Leave out the pictures and copy each record below exactly.

═══ MATERIAL FOR THIS TASK

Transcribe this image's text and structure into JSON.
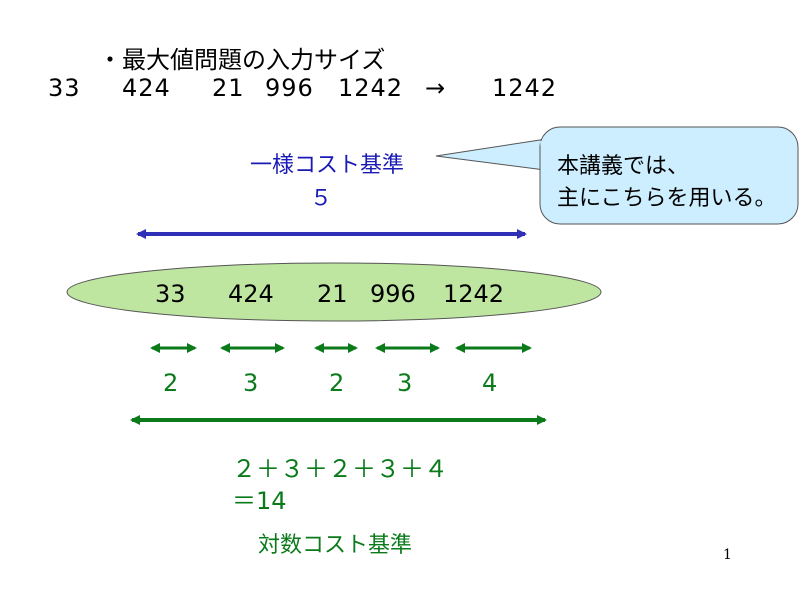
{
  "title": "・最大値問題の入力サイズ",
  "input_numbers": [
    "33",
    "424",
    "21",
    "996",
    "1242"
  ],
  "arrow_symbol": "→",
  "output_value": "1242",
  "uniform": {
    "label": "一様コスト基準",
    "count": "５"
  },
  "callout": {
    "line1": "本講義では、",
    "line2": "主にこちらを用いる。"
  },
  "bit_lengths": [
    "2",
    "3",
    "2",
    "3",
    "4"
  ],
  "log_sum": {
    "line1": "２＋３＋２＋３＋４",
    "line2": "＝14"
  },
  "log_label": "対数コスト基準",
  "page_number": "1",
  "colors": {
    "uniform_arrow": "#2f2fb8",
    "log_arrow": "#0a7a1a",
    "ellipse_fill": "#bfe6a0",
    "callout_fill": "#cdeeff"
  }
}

══════

(EXPECTED ANSWER)
Transcribe this image's text and structure into JSON.
{
  "title": "・最大値問題の入力サイズ",
  "input_numbers": [
    "33",
    "424",
    "21",
    "996",
    "1242"
  ],
  "arrow_symbol": "→",
  "output_value": "1242",
  "uniform": {
    "label": "一様コスト基準",
    "count": "５"
  },
  "callout": {
    "line1": "本講義では、",
    "line2": "主にこちらを用いる。"
  },
  "bit_lengths": [
    "2",
    "3",
    "2",
    "3",
    "4"
  ],
  "log_sum": {
    "line1": "２＋３＋２＋３＋４",
    "line2": "＝14"
  },
  "log_label": "対数コスト基準",
  "page_number": "1",
  "colors": {
    "uniform_arrow": "#2f2fb8",
    "log_arrow": "#0a7a1a",
    "ellipse_fill": "#bfe6a0",
    "callout_fill": "#cdeeff"
  }
}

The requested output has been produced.